[Figure data in JSON]

— BEGIN —

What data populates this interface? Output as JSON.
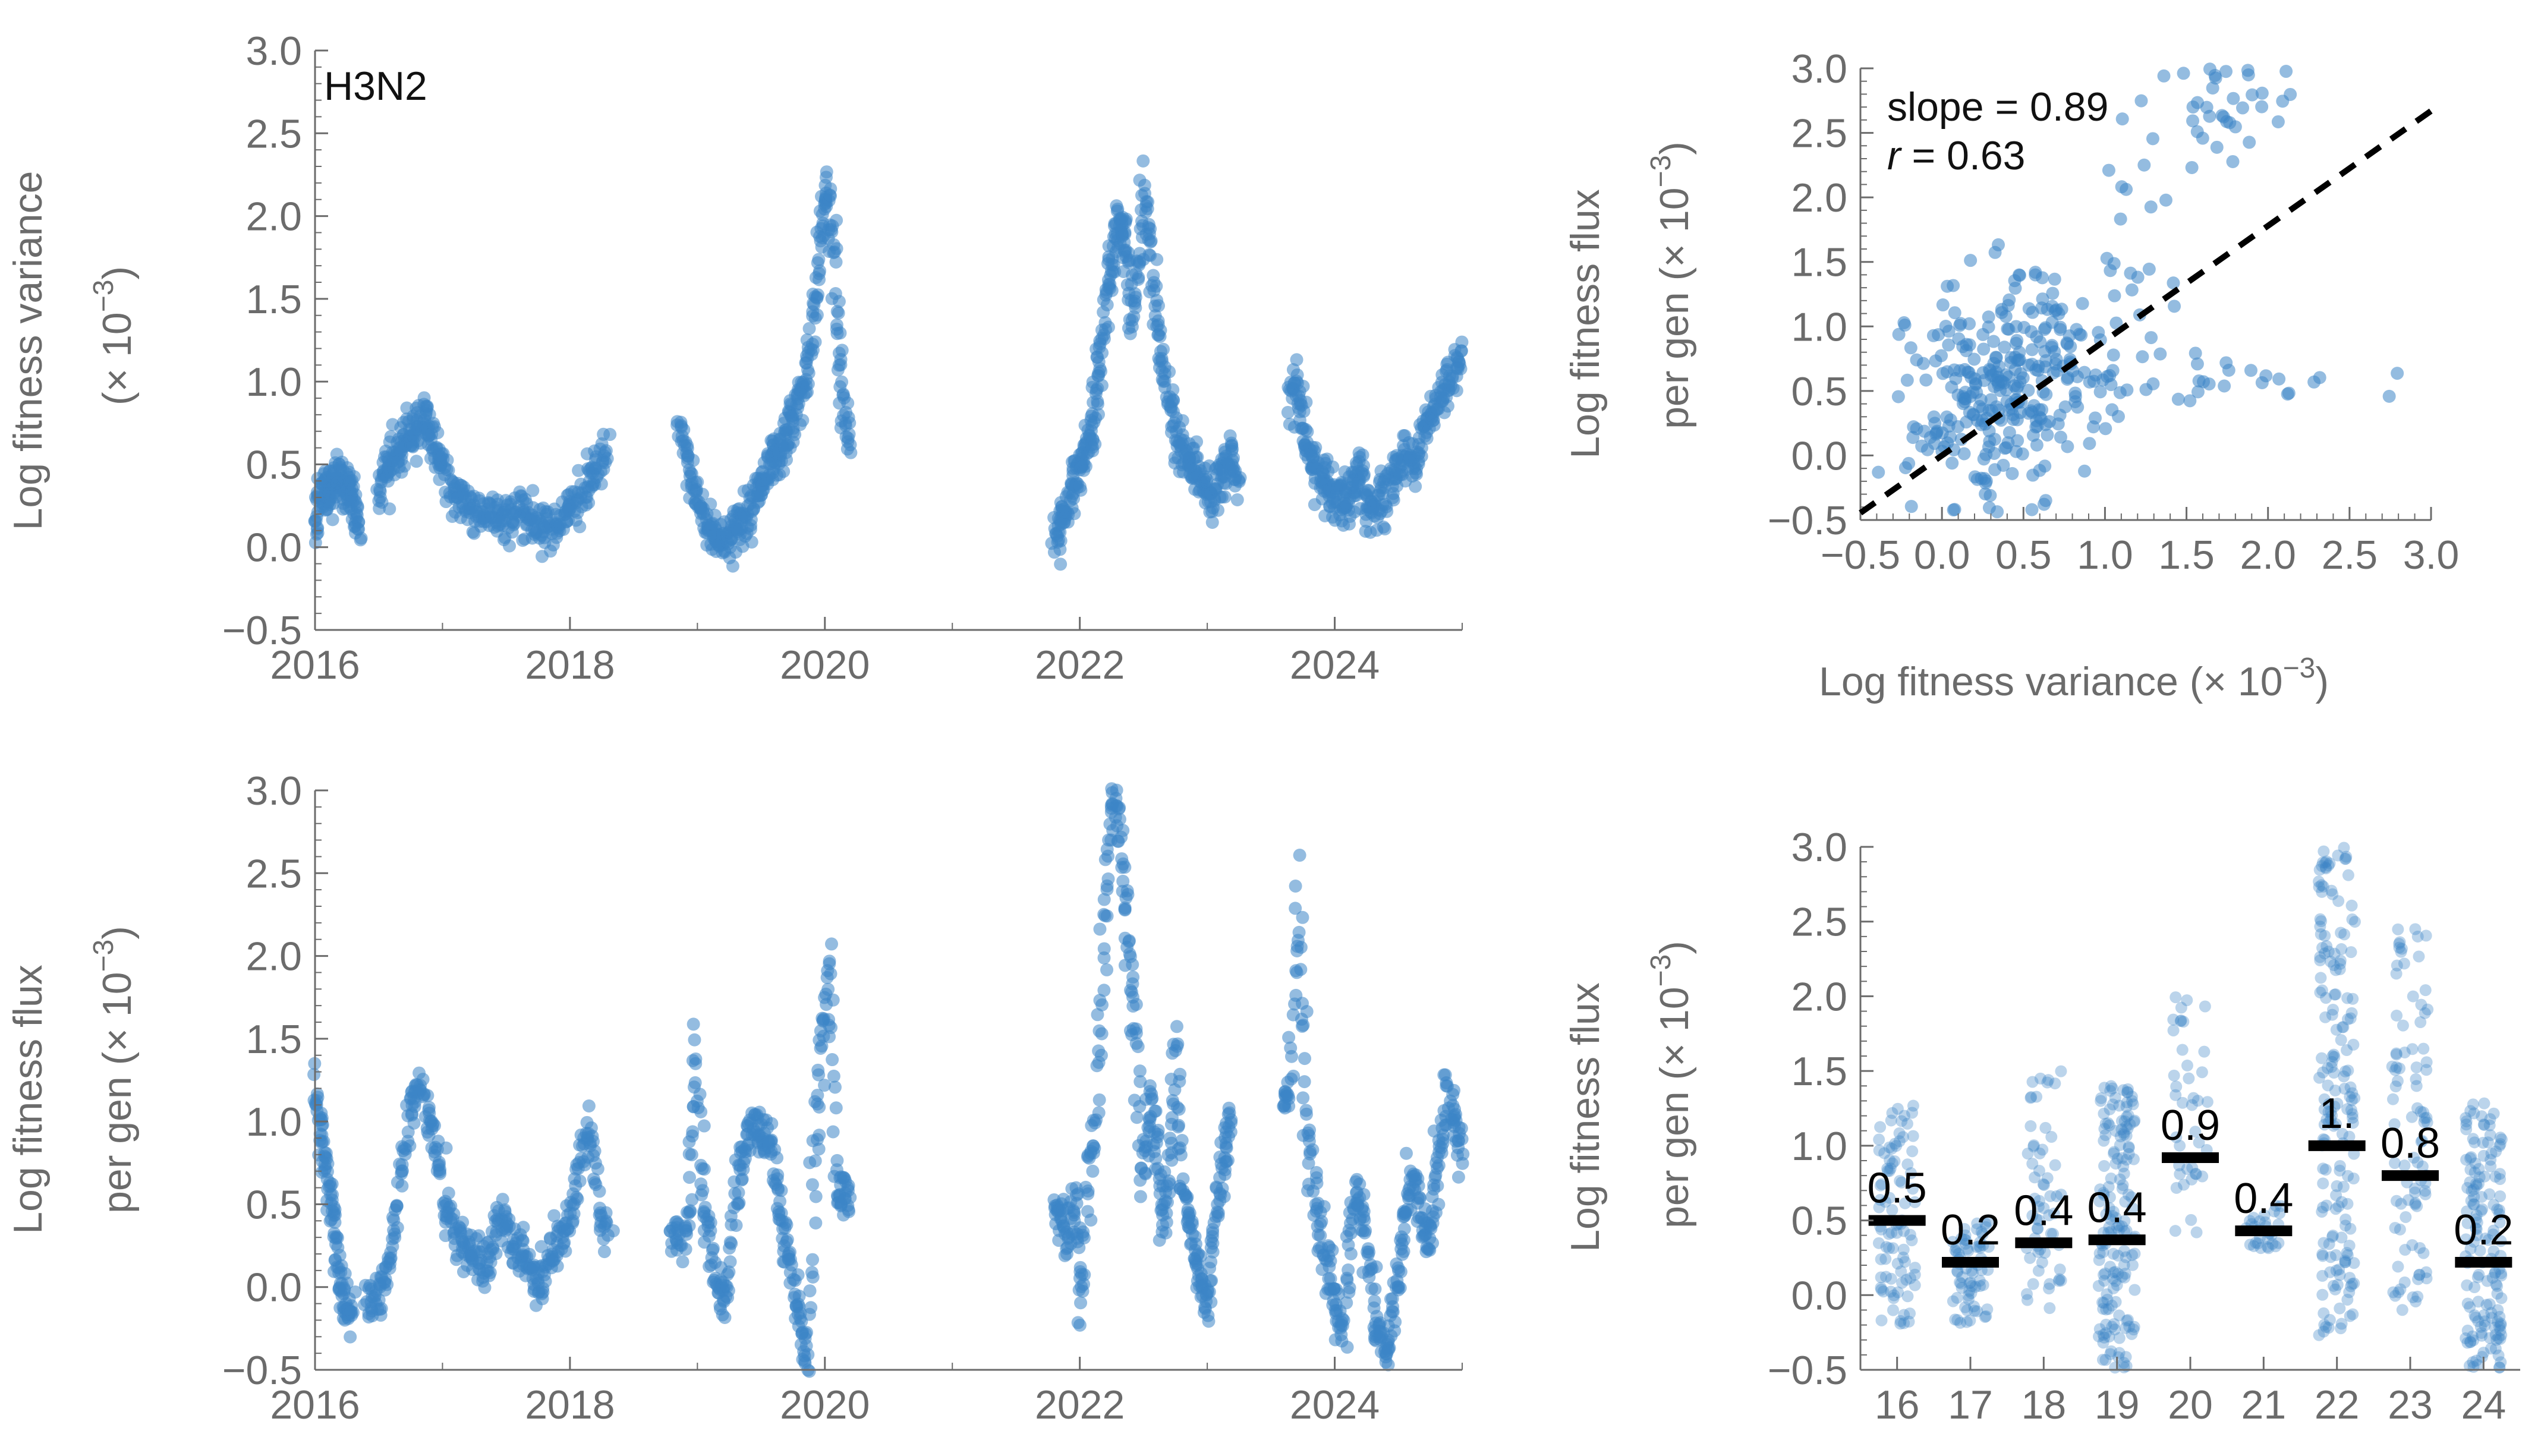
{
  "chart_data": [
    {
      "id": "variance-timeseries",
      "type": "scatter",
      "annotation": "H3N2",
      "ylabel_line1": "Log fitness variance",
      "ylabel_line2": "(× 10",
      "ylabel_sup": "−3",
      "ylabel_close": ")",
      "xlim": [
        2016,
        2025
      ],
      "ylim": [
        -0.5,
        3.0
      ],
      "x_ticks": [
        "2016",
        "2018",
        "2020",
        "2022",
        "2024"
      ],
      "y_ticks": [
        "−0.5",
        "0.0",
        "0.5",
        "1.0",
        "1.5",
        "2.0",
        "2.5",
        "3.0"
      ],
      "segments": [
        {
          "x0": 2016.0,
          "x1": 2016.35,
          "v": [
            0.1,
            0.3,
            0.38,
            0.35,
            0.3,
            0.4,
            0.42,
            0.38,
            0.35,
            0.32,
            0.2,
            0.1
          ]
        },
        {
          "x0": 2016.5,
          "x1": 2017.0,
          "v": [
            0.35,
            0.45,
            0.5,
            0.55,
            0.6,
            0.65,
            0.7,
            0.75,
            0.8,
            0.7,
            0.55,
            0.5
          ]
        },
        {
          "x0": 2017.0,
          "x1": 2018.3,
          "v": [
            0.45,
            0.35,
            0.3,
            0.25,
            0.22,
            0.2,
            0.18,
            0.15,
            0.2,
            0.25,
            0.18,
            0.15,
            0.12,
            0.15,
            0.2,
            0.25,
            0.3,
            0.4,
            0.5,
            0.55
          ]
        },
        {
          "x0": 2018.85,
          "x1": 2019.45,
          "v": [
            0.75,
            0.55,
            0.4,
            0.25,
            0.15,
            0.1,
            0.05,
            0.05,
            0.1,
            0.15,
            0.2,
            0.25
          ]
        },
        {
          "x0": 2019.45,
          "x1": 2020.2,
          "v": [
            0.3,
            0.35,
            0.4,
            0.5,
            0.55,
            0.6,
            0.7,
            0.8,
            0.9,
            1.0,
            1.3,
            1.6,
            2.0,
            2.2,
            1.8,
            1.2,
            0.8,
            0.6
          ]
        },
        {
          "x0": 2021.8,
          "x1": 2022.4,
          "v": [
            0.0,
            0.1,
            0.2,
            0.3,
            0.4,
            0.5,
            0.6,
            0.7,
            0.9,
            1.1,
            1.4,
            1.7,
            1.9,
            2.0,
            1.8,
            1.5
          ]
        },
        {
          "x0": 2022.4,
          "x1": 2023.25,
          "v": [
            1.3,
            1.6,
            2.2,
            1.8,
            1.4,
            1.1,
            0.9,
            0.7,
            0.6,
            0.5,
            0.45,
            0.4,
            0.35,
            0.3,
            0.4,
            0.5,
            0.55,
            0.35
          ]
        },
        {
          "x0": 2023.65,
          "x1": 2024.25,
          "v": [
            0.9,
            1.0,
            0.8,
            0.6,
            0.5,
            0.4,
            0.35,
            0.3,
            0.28,
            0.25,
            0.3,
            0.35,
            0.5,
            0.25
          ]
        },
        {
          "x0": 2024.25,
          "x1": 2025.0,
          "v": [
            0.2,
            0.25,
            0.3,
            0.35,
            0.45,
            0.55,
            0.5,
            0.6,
            0.7,
            0.8,
            0.9,
            1.0,
            1.1,
            1.2
          ]
        }
      ]
    },
    {
      "id": "flux-vs-variance",
      "type": "scatter",
      "ylabel_line1": "Log fitness flux",
      "ylabel_line2": "per gen (× 10",
      "ylabel_sup": "−3",
      "ylabel_close": ")",
      "xlabel": "Log fitness variance (× 10",
      "xlabel_sup": "−3",
      "xlabel_close": ")",
      "xlim": [
        -0.5,
        3.0
      ],
      "ylim": [
        -0.5,
        3.0
      ],
      "x_ticks": [
        "−0.5",
        "0.0",
        "0.5",
        "1.0",
        "1.5",
        "2.0",
        "2.5",
        "3.0"
      ],
      "y_ticks": [
        "−0.5",
        "0.0",
        "0.5",
        "1.0",
        "1.5",
        "2.0",
        "2.5",
        "3.0"
      ],
      "slope_text": "slope = 0.89",
      "r_symbol": "r",
      "r_text": " = 0.63",
      "fit": {
        "slope": 0.89,
        "intercept": 0.0
      },
      "clusters": [
        {
          "cx": 0.3,
          "cy": 0.4,
          "sx": 0.25,
          "sy": 0.45,
          "n": 260
        },
        {
          "cx": 0.8,
          "cy": 0.9,
          "sx": 0.25,
          "sy": 0.3,
          "n": 60
        },
        {
          "cx": 1.6,
          "cy": 0.6,
          "sx": 0.5,
          "sy": 0.1,
          "n": 30
        },
        {
          "cx": 1.8,
          "cy": 2.7,
          "sx": 0.2,
          "sy": 0.2,
          "n": 35
        },
        {
          "cx": 1.2,
          "cy": 1.9,
          "sx": 0.15,
          "sy": 0.6,
          "n": 20
        }
      ]
    },
    {
      "id": "flux-timeseries",
      "type": "scatter",
      "ylabel_line1": "Log fitness flux",
      "ylabel_line2": "per gen (× 10",
      "ylabel_sup": "−3",
      "ylabel_close": ")",
      "xlim": [
        2016,
        2025
      ],
      "ylim": [
        -0.5,
        3.0
      ],
      "x_ticks": [
        "2016",
        "2018",
        "2020",
        "2022",
        "2024"
      ],
      "y_ticks": [
        "−0.5",
        "0.0",
        "0.5",
        "1.0",
        "1.5",
        "2.0",
        "2.5",
        "3.0"
      ],
      "segments": [
        {
          "x0": 2016.0,
          "x1": 2016.3,
          "v": [
            1.2,
            1.0,
            0.8,
            0.6,
            0.4,
            0.1,
            -0.1,
            -0.15,
            -0.1
          ]
        },
        {
          "x0": 2016.4,
          "x1": 2017.0,
          "v": [
            -0.1,
            -0.1,
            0.0,
            0.2,
            0.6,
            1.0,
            1.2,
            1.1,
            0.9,
            0.7
          ]
        },
        {
          "x0": 2017.0,
          "x1": 2018.3,
          "v": [
            0.5,
            0.4,
            0.3,
            0.2,
            0.15,
            0.1,
            0.3,
            0.4,
            0.3,
            0.2,
            0.1,
            0.0,
            0.1,
            0.2,
            0.3,
            0.5,
            0.8,
            1.0,
            0.4,
            0.3
          ]
        },
        {
          "x0": 2018.8,
          "x1": 2019.6,
          "v": [
            0.3,
            0.25,
            0.4,
            1.5,
            0.5,
            0.2,
            0.0,
            -0.1,
            0.5,
            0.8,
            1.0,
            0.95,
            0.9,
            0.85
          ]
        },
        {
          "x0": 2019.6,
          "x1": 2020.2,
          "v": [
            0.7,
            0.5,
            0.2,
            0.0,
            -0.3,
            -0.5,
            0.8,
            1.5,
            2.0,
            0.6,
            0.55,
            0.5
          ]
        },
        {
          "x0": 2021.8,
          "x1": 2022.5,
          "v": [
            0.5,
            0.4,
            0.3,
            0.6,
            -0.2,
            0.7,
            1.0,
            2.0,
            2.8,
            3.0,
            2.5,
            2.0,
            1.5,
            0.6
          ]
        },
        {
          "x0": 2022.5,
          "x1": 2023.2,
          "v": [
            0.7,
            1.2,
            0.8,
            0.4,
            0.7,
            1.5,
            0.6,
            0.4,
            0.2,
            0.0,
            -0.1,
            0.3,
            0.6,
            0.9,
            1.0
          ]
        },
        {
          "x0": 2023.6,
          "x1": 2024.3,
          "v": [
            1.1,
            1.2,
            2.4,
            1.0,
            0.6,
            0.3,
            0.1,
            -0.1,
            -0.3,
            0.4,
            0.6,
            0.3,
            0.0
          ]
        },
        {
          "x0": 2024.3,
          "x1": 2025.0,
          "v": [
            -0.2,
            -0.3,
            -0.4,
            -0.1,
            0.2,
            0.5,
            0.7,
            0.4,
            0.2,
            0.6,
            0.9,
            1.2,
            1.0,
            0.8
          ]
        }
      ]
    },
    {
      "id": "flux-by-year",
      "type": "scatter",
      "ylabel_line1": "Log fitness flux",
      "ylabel_line2": "per gen (× 10",
      "ylabel_sup": "−3",
      "ylabel_close": ")",
      "xlim": [
        15.5,
        24.5
      ],
      "ylim": [
        -0.5,
        3.0
      ],
      "categories": [
        "16",
        "17",
        "18",
        "19",
        "20",
        "21",
        "22",
        "23",
        "24"
      ],
      "y_ticks": [
        "−0.5",
        "0.0",
        "0.5",
        "1.0",
        "1.5",
        "2.0",
        "2.5",
        "3.0"
      ],
      "means": [
        0.5,
        0.22,
        0.35,
        0.37,
        0.92,
        0.43,
        1.0,
        0.8,
        0.22
      ],
      "mean_labels": [
        "0.5",
        "0.2",
        "0.4",
        "0.4",
        "0.9",
        "0.4",
        "1.",
        "0.8",
        "0.2"
      ],
      "spreads": [
        {
          "lo": -0.2,
          "hi": 1.3,
          "n": 90
        },
        {
          "lo": -0.2,
          "hi": 0.5,
          "n": 70
        },
        {
          "lo": -0.1,
          "hi": 1.5,
          "n": 60
        },
        {
          "lo": -0.5,
          "hi": 1.4,
          "n": 160
        },
        {
          "lo": 0.4,
          "hi": 2.0,
          "n": 40
        },
        {
          "lo": 0.3,
          "hi": 0.6,
          "n": 30
        },
        {
          "lo": -0.3,
          "hi": 3.0,
          "n": 180
        },
        {
          "lo": -0.1,
          "hi": 2.5,
          "n": 90
        },
        {
          "lo": -0.5,
          "hi": 1.3,
          "n": 150
        }
      ]
    }
  ]
}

— END —

## Directions for this task:
Using the data above, copy each line that contains "variance".

## Worked answer:
      "id": "variance-timeseries",
      "ylabel_line1": "Log fitness variance",
      "id": "flux-vs-variance",
      "xlabel": "Log fitness variance (× 10",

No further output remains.